Short exercise: Copy the data below exactly, omitting any picture it contains.

Stored dataset items:
::::
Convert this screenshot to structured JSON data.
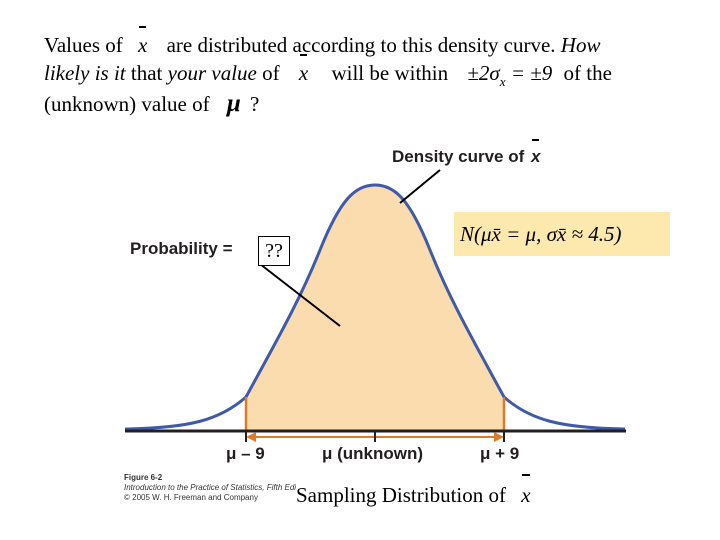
{
  "intro": {
    "line1_a": "Values of",
    "line1_b": "are distributed according to this density curve.",
    "line1_c": "How",
    "line2_a": "likely is it",
    "line2_b": "that",
    "line2_c": "your value",
    "line2_d": "of",
    "line2_e": "will be within",
    "line2_f": "±2σ",
    "line2_g": "= ±9",
    "line2_h": "of the",
    "line3_a": "(unknown) value of",
    "line3_b": "μ",
    "line3_c": "?"
  },
  "diagram": {
    "density_title": "Density curve of",
    "probability_label": "Probability =",
    "probability_value": "??",
    "model_formula": "N(μx̄ = μ, σx̄ ≈ 4.5)",
    "left_tick": "μ – 9",
    "center_tick": "μ (unknown)",
    "right_tick": "μ + 9",
    "x_symbol": "x",
    "colors": {
      "fill": "#fbdcae",
      "curve": "#3f5aa8",
      "bracket": "#e07a28",
      "formula_bg": "#fde9ad"
    }
  },
  "figure_caption": {
    "line1": "Figure 6-2",
    "line2": "Introduction to the Practice of Statistics, Fifth Edition",
    "line3": "© 2005 W. H. Freeman and Company"
  },
  "footer": {
    "title": "Sampling Distribution of",
    "symbol": "x"
  }
}
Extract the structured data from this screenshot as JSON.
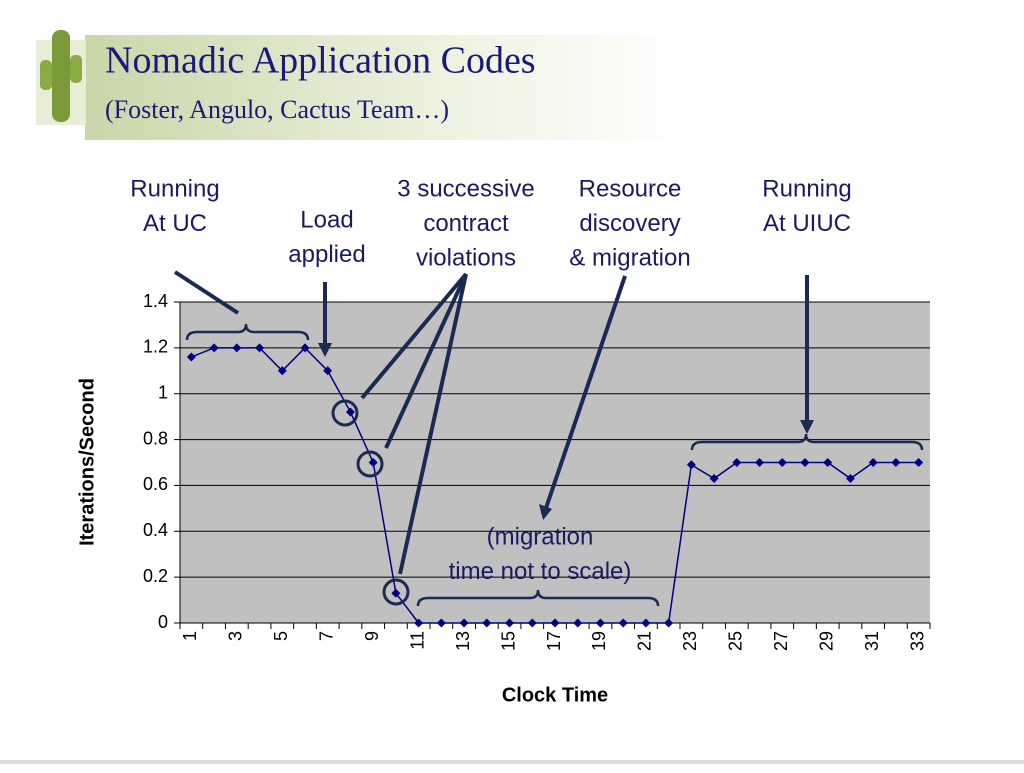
{
  "chart_data": {
    "type": "line",
    "title": "Nomadic Application Codes",
    "subtitle": "(Foster, Angulo, Cactus Team…)",
    "x_label": "Clock Time",
    "y_label": "Iterations/Second",
    "categories": [
      "1",
      null,
      "3",
      null,
      "5",
      null,
      "7",
      null,
      "9",
      null,
      "11",
      null,
      "13",
      null,
      "15",
      null,
      "17",
      null,
      "19",
      null,
      "21",
      null,
      "23",
      null,
      "25",
      null,
      "27",
      null,
      "29",
      null,
      "31",
      null,
      "33"
    ],
    "series": [
      {
        "name": "Iterations/Second",
        "color": "#000080",
        "values": [
          1.16,
          1.2,
          1.2,
          1.2,
          1.1,
          1.2,
          1.1,
          0.92,
          0.7,
          0.13,
          0,
          0,
          0,
          0,
          0,
          0,
          0,
          0,
          0,
          0,
          0,
          0,
          0.69,
          0.63,
          0.7,
          0.7,
          0.7,
          0.7,
          0.7,
          0.63,
          0.7,
          0.7,
          0.7
        ]
      }
    ],
    "ylim": [
      0,
      1.4
    ],
    "yticks": [
      0,
      0.2,
      0.4,
      0.6,
      0.8,
      1,
      1.2,
      1.4
    ],
    "grid": true,
    "annotations": [
      [
        "Running",
        "At UC"
      ],
      [
        "Load",
        "applied"
      ],
      [
        "3 successive",
        "contract",
        "violations"
      ],
      [
        "Resource",
        "discovery",
        "& migration"
      ],
      [
        "Running",
        "At UIUC"
      ],
      [
        "(migration",
        "time not to scale)"
      ]
    ]
  }
}
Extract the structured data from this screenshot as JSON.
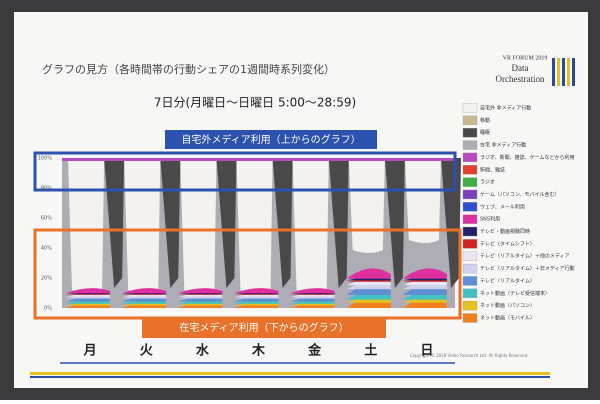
{
  "slide": {
    "title": "グラフの見方（各時間帯の行動シェアの1週間時系列変化）",
    "logo": {
      "line1": "VR FORUM 2019",
      "line2": "Data",
      "line3": "Orchestration"
    },
    "subtitle": "7日分(月曜日～日曜日 5:00～28:59)",
    "top_label": "自宅外メディア利用（上からのグラフ）",
    "bottom_label": "在宅メディア利用（下からのグラフ）",
    "yticks": [
      "100%",
      "80%",
      "60%",
      "40%",
      "20%",
      "0%"
    ],
    "days": [
      "月",
      "火",
      "水",
      "木",
      "金",
      "土",
      "日"
    ],
    "legend": [
      {
        "label": "自宅外 非メディア行動",
        "color": "#f4f2ee"
      },
      {
        "label": "移動",
        "color": "#c9b98c"
      },
      {
        "label": "睡眠",
        "color": "#4a4848"
      },
      {
        "label": "在宅 非メディア行動",
        "color": "#aeadb6"
      },
      {
        "label": "ラジオ、新聞、雑誌、ゲームなどから利用",
        "color": "#b84cc0"
      },
      {
        "label": "新聞、雑誌",
        "color": "#e04030"
      },
      {
        "label": "ラジオ",
        "color": "#3fae46"
      },
      {
        "label": "ゲーム（パソコン、モバイル含む）",
        "color": "#7b3fc0"
      },
      {
        "label": "ウェブ、メール利用",
        "color": "#3050d0"
      },
      {
        "label": "SNS利用",
        "color": "#e030a0"
      },
      {
        "label": "テレビ・動画視聴同時",
        "color": "#222266"
      },
      {
        "label": "テレビ（タイムシフト）",
        "color": "#d02424"
      },
      {
        "label": "テレビ（リアルタイム）＋他のメディア",
        "color": "#ebe4f2"
      },
      {
        "label": "テレビ（リアルタイム）＋非メディア行動",
        "color": "#cfd2ea"
      },
      {
        "label": "テレビ（リアルタイム）",
        "color": "#5f8fd2"
      },
      {
        "label": "ネット動画（テレビ受信端末）",
        "color": "#3fc2c2"
      },
      {
        "label": "ネット動画（パソコン）",
        "color": "#e2c21e"
      },
      {
        "label": "ネット動画（モバイル）",
        "color": "#f08020"
      }
    ],
    "copyright": "Copyright © 2019 Video Research Ltd. All Rights Reserved."
  }
}
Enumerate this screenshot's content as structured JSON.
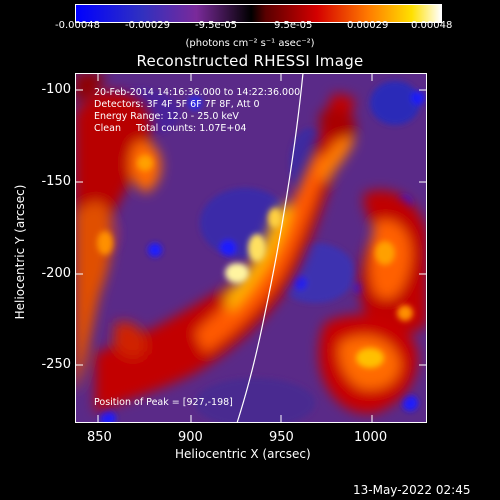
{
  "colorbar": {
    "ticks": [
      "-0.00048",
      "-0.00029",
      "-9.5e-05",
      "9.5e-05",
      "0.00029",
      "0.00048"
    ],
    "units": "(photons cm⁻² s⁻¹ asec⁻²)"
  },
  "title": "Reconstructed RHESSI Image",
  "info": {
    "time": "20-Feb-2014 14:16:36.000 to 14:22:36.000",
    "detectors": "Detectors: 3F 4F 5F 6F 7F 8F, Att 0",
    "energy": "Energy Range: 12.0 - 25.0 keV",
    "clean": "Clean     Total counts: 1.07E+04",
    "peak": "Position of Peak = [927,-198]"
  },
  "axes": {
    "xlabel": "Heliocentric X (arcsec)",
    "ylabel": "Heliocentric Y (arcsec)",
    "xticks": [
      "850",
      "900",
      "950",
      "1000"
    ],
    "yticks": [
      "-100",
      "-150",
      "-200",
      "-250"
    ]
  },
  "footer": {
    "timestamp": "13-May-2022 02:45"
  }
}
::::
Output of the exercise:
Convert this screenshot to structured JSON data.
{
  "intro": {
    "line1_a": "Values of",
    "line1_b": "are distributed according to this density curve.",
    "line1_c": "How",
    "line2_a": "likely is it",
    "line2_b": "that",
    "line2_c": "your value",
    "line2_d": "of",
    "line2_e": "will be within",
    "line2_f": "±2σ",
    "line2_g": "= ±9",
    "line2_h": "of the",
    "line3_a": "(unknown) value of",
    "line3_b": "μ",
    "line3_c": "?"
  },
  "diagram": {
    "density_title": "Density curve of",
    "probability_label": "Probability =",
    "probability_value": "??",
    "model_formula": "N(μx̄ = μ, σx̄ ≈ 4.5)",
    "left_tick": "μ – 9",
    "center_tick": "μ (unknown)",
    "right_tick": "μ + 9",
    "x_symbol": "x",
    "colors": {
      "fill": "#fbdcae",
      "curve": "#3f5aa8",
      "bracket": "#e07a28",
      "formula_bg": "#fde9ad"
    }
  },
  "figure_caption": {
    "line1": "Figure 6-2",
    "line2": "Introduction to the Practice of Statistics, Fifth Edition",
    "line3": "© 2005 W. H. Freeman and Company"
  },
  "footer": {
    "title": "Sampling Distribution of",
    "symbol": "x"
  }
}
Extract the structured data from this screenshot as JSON.
{
  "chart_data": {
    "type": "line",
    "title": "Nomadic Application Codes",
    "subtitle": "(Foster, Angulo, Cactus Team…)",
    "x_label": "Clock Time",
    "y_label": "Iterations/Second",
    "categories": [
      "1",
      null,
      "3",
      null,
      "5",
      null,
      "7",
      null,
      "9",
      null,
      "11",
      null,
      "13",
      null,
      "15",
      null,
      "17",
      null,
      "19",
      null,
      "21",
      null,
      "23",
      null,
      "25",
      null,
      "27",
      null,
      "29",
      null,
      "31",
      null,
      "33"
    ],
    "series": [
      {
        "name": "Iterations/Second",
        "color": "#000080",
        "values": [
          1.16,
          1.2,
          1.2,
          1.2,
          1.1,
          1.2,
          1.1,
          0.92,
          0.7,
          0.13,
          0,
          0,
          0,
          0,
          0,
          0,
          0,
          0,
          0,
          0,
          0,
          0,
          0.69,
          0.63,
          0.7,
          0.7,
          0.7,
          0.7,
          0.7,
          0.63,
          0.7,
          0.7,
          0.7
        ]
      }
    ],
    "ylim": [
      0,
      1.4
    ],
    "yticks": [
      0,
      0.2,
      0.4,
      0.6,
      0.8,
      1,
      1.2,
      1.4
    ],
    "grid": true,
    "annotations": [
      [
        "Running",
        "At UC"
      ],
      [
        "Load",
        "applied"
      ],
      [
        "3 successive",
        "contract",
        "violations"
      ],
      [
        "Resource",
        "discovery",
        "& migration"
      ],
      [
        "Running",
        "At UIUC"
      ],
      [
        "(migration",
        "time not to scale)"
      ]
    ]
  }
}
Extract the structured data from this screenshot as JSON.
{
  "slide": {
    "title": "グラフの見方（各時間帯の行動シェアの1週間時系列変化）",
    "logo": {
      "line1": "VR FORUM 2019",
      "line2": "Data",
      "line3": "Orchestration"
    },
    "subtitle": "7日分(月曜日～日曜日 5:00～28:59)",
    "top_label": "自宅外メディア利用（上からのグラフ）",
    "bottom_label": "在宅メディア利用（下からのグラフ）",
    "yticks": [
      "100%",
      "80%",
      "60%",
      "40%",
      "20%",
      "0%"
    ],
    "days": [
      "月",
      "火",
      "水",
      "木",
      "金",
      "土",
      "日"
    ],
    "legend": [
      {
        "label": "自宅外 非メディア行動",
        "color": "#f4f2ee"
      },
      {
        "label": "移動",
        "color": "#c9b98c"
      },
      {
        "label": "睡眠",
        "color": "#4a4848"
      },
      {
        "label": "在宅 非メディア行動",
        "color": "#aeadb6"
      },
      {
        "label": "ラジオ、新聞、雑誌、ゲームなどから利用",
        "color": "#b84cc0"
      },
      {
        "label": "新聞、雑誌",
        "color": "#e04030"
      },
      {
        "label": "ラジオ",
        "color": "#3fae46"
      },
      {
        "label": "ゲーム（パソコン、モバイル含む）",
        "color": "#7b3fc0"
      },
      {
        "label": "ウェブ、メール利用",
        "color": "#3050d0"
      },
      {
        "label": "SNS利用",
        "color": "#e030a0"
      },
      {
        "label": "テレビ・動画視聴同時",
        "color": "#222266"
      },
      {
        "label": "テレビ（タイムシフト）",
        "color": "#d02424"
      },
      {
        "label": "テレビ（リアルタイム）＋他のメディア",
        "color": "#ebe4f2"
      },
      {
        "label": "テレビ（リアルタイム）＋非メディア行動",
        "color": "#cfd2ea"
      },
      {
        "label": "テレビ（リアルタイム）",
        "color": "#5f8fd2"
      },
      {
        "label": "ネット動画（テレビ受信端末）",
        "color": "#3fc2c2"
      },
      {
        "label": "ネット動画（パソコン）",
        "color": "#e2c21e"
      },
      {
        "label": "ネット動画（モバイル）",
        "color": "#f08020"
      }
    ],
    "copyright": "Copyright © 2019 Video Research Ltd. All Rights Reserved."
  }
}
Enumerate this screenshot's content as structured JSON.
{
  "colorbar": {
    "ticks": [
      "-0.00048",
      "-0.00029",
      "-9.5e-05",
      "9.5e-05",
      "0.00029",
      "0.00048"
    ],
    "units": "(photons cm⁻² s⁻¹ asec⁻²)"
  },
  "title": "Reconstructed RHESSI Image",
  "info": {
    "time": "20-Feb-2014 14:16:36.000 to 14:22:36.000",
    "detectors": "Detectors: 3F 4F 5F 6F 7F 8F, Att 0",
    "energy": "Energy Range: 12.0 - 25.0 keV",
    "clean": "Clean     Total counts: 1.07E+04",
    "peak": "Position of Peak = [927,-198]"
  },
  "axes": {
    "xlabel": "Heliocentric X (arcsec)",
    "ylabel": "Heliocentric Y (arcsec)",
    "xticks": [
      "850",
      "900",
      "950",
      "1000"
    ],
    "yticks": [
      "-100",
      "-150",
      "-200",
      "-250"
    ]
  },
  "footer": {
    "timestamp": "13-May-2022 02:45"
  }
}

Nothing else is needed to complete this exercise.